>> BEGIN RECORD EXTRACTS
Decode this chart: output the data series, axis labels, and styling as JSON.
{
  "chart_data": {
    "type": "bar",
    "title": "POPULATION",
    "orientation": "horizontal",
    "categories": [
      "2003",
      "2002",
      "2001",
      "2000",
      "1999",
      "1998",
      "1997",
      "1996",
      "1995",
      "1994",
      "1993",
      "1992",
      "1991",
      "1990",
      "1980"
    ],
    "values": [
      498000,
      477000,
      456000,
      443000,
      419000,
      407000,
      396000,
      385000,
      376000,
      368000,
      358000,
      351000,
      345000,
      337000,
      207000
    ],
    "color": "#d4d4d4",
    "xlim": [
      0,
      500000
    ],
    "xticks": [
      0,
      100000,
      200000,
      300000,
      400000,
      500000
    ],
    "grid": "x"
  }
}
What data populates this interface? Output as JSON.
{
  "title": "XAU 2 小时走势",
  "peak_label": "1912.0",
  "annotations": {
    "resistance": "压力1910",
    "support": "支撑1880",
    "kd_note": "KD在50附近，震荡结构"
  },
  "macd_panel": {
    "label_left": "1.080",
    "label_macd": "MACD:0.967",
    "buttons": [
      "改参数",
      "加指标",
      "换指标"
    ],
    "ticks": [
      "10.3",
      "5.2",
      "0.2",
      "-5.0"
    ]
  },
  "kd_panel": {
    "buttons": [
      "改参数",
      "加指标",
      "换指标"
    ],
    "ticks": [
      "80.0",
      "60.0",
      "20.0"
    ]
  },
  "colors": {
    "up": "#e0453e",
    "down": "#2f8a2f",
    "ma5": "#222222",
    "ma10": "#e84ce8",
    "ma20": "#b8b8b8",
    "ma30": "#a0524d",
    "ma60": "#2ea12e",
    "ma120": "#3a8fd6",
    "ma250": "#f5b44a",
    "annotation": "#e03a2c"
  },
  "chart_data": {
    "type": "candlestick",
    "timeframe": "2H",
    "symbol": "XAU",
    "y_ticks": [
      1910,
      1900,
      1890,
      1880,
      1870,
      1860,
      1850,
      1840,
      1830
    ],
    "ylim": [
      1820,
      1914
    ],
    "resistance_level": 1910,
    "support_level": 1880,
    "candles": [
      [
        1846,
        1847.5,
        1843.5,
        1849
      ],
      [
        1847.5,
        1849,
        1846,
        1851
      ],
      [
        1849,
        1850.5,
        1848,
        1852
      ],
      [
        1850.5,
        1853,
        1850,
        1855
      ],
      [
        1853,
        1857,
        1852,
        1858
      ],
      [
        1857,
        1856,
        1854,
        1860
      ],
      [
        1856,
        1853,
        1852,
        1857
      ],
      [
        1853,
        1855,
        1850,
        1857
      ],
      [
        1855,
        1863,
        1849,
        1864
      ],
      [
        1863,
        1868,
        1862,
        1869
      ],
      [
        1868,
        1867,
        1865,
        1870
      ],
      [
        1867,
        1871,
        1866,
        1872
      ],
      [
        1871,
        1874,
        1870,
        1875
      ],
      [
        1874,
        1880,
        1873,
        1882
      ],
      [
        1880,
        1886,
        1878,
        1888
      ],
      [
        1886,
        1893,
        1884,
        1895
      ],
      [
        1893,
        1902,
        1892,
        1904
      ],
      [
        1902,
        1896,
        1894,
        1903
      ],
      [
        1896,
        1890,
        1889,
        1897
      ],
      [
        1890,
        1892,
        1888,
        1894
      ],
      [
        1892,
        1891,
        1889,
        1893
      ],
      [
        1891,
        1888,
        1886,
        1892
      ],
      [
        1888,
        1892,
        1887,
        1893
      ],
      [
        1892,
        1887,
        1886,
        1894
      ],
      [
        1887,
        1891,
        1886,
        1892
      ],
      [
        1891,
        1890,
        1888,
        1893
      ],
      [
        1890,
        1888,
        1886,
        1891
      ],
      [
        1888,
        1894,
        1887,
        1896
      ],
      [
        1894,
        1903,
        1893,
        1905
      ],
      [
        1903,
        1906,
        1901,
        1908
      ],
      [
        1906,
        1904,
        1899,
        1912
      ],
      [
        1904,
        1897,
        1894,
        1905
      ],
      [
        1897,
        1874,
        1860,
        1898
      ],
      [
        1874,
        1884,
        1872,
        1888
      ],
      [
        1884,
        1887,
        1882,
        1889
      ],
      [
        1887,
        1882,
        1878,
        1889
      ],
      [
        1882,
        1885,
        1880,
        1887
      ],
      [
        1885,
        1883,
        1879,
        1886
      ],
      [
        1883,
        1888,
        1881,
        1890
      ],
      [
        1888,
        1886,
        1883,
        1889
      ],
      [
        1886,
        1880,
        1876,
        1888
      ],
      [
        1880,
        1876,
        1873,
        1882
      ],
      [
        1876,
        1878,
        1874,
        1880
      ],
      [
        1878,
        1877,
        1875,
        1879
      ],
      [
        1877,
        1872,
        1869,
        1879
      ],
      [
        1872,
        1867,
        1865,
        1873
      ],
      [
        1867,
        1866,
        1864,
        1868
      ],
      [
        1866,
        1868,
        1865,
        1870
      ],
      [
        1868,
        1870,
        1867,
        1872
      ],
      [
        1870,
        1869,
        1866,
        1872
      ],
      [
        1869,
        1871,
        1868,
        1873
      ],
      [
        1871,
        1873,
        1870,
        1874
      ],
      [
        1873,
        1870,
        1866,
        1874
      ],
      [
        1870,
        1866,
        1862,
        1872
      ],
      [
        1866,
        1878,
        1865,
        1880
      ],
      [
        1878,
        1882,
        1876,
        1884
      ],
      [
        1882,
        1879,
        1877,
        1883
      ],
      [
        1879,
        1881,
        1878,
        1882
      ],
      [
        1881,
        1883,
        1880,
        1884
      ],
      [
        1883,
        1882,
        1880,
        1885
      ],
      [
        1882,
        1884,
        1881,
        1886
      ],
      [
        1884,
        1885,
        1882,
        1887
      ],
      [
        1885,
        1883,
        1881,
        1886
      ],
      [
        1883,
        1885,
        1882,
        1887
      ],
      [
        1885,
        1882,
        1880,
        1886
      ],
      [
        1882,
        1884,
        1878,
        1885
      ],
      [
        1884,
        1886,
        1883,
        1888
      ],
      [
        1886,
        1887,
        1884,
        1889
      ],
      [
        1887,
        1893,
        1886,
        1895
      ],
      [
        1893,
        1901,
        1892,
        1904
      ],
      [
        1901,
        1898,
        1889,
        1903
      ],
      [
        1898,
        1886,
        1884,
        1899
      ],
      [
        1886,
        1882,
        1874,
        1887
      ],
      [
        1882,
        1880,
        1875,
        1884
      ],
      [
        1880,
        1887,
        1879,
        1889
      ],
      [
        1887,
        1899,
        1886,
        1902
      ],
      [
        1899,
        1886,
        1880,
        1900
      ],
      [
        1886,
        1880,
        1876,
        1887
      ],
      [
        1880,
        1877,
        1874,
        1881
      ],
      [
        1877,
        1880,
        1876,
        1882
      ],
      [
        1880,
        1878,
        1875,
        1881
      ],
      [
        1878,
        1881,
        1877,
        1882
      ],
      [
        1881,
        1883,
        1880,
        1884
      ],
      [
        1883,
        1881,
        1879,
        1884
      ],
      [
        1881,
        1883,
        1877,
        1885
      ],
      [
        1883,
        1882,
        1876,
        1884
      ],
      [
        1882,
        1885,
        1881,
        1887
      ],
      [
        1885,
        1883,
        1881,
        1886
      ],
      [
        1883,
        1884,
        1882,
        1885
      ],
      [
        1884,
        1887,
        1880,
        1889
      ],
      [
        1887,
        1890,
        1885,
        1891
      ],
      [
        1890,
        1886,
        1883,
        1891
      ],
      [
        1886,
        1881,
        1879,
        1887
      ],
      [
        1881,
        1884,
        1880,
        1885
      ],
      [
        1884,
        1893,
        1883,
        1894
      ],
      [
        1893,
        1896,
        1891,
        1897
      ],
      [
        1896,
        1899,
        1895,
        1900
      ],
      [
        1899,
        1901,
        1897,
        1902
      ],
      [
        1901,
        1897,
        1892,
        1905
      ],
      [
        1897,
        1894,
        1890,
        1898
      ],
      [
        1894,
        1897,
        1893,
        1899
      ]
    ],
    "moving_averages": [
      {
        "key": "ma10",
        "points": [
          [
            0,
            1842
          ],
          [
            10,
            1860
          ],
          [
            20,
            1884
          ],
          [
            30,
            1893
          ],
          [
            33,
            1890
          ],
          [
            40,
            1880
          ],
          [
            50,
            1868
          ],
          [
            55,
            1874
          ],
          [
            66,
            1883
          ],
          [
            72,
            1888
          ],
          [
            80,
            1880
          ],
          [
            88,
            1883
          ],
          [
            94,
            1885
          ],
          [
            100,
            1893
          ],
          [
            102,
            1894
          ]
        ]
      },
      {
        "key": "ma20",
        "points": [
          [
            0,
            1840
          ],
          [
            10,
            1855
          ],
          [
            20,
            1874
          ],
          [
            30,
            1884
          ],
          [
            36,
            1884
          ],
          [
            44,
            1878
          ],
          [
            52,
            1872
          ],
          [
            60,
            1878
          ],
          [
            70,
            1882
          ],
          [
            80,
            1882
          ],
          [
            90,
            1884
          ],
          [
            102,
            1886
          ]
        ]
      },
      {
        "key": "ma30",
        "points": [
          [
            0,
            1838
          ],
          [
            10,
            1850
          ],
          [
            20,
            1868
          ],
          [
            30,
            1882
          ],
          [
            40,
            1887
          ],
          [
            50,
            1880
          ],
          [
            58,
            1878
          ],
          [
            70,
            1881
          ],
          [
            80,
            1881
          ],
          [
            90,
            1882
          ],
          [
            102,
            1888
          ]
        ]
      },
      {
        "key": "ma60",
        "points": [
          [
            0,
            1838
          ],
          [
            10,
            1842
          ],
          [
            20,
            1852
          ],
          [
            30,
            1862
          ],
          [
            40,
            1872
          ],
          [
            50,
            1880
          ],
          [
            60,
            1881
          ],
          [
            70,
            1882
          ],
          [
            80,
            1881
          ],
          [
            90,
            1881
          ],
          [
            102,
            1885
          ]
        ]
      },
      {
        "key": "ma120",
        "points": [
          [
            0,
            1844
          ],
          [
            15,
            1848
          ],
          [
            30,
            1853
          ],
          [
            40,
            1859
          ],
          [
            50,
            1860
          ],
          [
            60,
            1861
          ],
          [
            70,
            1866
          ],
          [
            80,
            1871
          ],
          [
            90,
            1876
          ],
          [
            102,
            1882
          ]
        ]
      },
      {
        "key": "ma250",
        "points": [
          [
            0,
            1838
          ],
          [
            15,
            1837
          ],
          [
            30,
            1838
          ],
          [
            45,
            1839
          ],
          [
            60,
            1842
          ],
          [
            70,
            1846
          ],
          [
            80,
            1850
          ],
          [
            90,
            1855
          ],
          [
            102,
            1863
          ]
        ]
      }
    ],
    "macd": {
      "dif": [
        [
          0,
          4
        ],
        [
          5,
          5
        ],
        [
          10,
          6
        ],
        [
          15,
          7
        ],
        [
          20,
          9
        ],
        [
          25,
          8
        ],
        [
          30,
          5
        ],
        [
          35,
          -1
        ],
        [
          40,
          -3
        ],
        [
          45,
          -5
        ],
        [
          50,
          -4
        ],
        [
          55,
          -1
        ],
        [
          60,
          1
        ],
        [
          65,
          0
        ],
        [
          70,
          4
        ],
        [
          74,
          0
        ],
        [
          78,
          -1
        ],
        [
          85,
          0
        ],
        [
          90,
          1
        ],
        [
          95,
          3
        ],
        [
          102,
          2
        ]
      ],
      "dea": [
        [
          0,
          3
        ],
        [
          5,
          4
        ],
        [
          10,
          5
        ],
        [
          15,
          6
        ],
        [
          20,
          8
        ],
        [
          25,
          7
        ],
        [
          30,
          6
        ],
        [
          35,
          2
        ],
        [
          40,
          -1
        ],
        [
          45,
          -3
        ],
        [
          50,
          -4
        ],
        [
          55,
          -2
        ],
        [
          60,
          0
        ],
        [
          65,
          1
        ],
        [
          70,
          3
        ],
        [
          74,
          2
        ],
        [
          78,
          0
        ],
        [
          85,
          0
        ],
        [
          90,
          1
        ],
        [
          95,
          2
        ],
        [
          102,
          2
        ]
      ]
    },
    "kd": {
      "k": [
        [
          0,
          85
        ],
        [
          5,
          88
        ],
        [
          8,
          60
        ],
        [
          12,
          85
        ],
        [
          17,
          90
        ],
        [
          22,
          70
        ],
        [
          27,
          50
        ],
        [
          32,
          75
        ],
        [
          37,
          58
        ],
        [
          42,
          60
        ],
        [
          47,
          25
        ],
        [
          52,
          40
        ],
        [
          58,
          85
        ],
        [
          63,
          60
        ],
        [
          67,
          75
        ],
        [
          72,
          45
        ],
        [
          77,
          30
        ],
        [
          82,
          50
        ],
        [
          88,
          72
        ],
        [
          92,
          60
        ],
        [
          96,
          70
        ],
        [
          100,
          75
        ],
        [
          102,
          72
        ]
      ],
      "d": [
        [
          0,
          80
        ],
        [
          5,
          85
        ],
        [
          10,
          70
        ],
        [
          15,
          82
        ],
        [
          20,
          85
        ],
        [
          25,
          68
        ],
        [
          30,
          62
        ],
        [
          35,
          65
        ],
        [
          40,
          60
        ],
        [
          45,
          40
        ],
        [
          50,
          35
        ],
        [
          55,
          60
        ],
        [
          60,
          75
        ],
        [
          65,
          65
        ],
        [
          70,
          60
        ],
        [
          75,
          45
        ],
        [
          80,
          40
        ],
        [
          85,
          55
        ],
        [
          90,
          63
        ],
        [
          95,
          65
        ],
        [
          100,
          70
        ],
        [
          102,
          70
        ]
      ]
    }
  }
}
>> END RECORD EXTRACTS
AIM:
Return every line above that contains the word "JSON".

RESPONSE TO THE TASK:
Decode this chart: output the data series, axis labels, and styling as JSON.
What data populates this interface? Output as JSON.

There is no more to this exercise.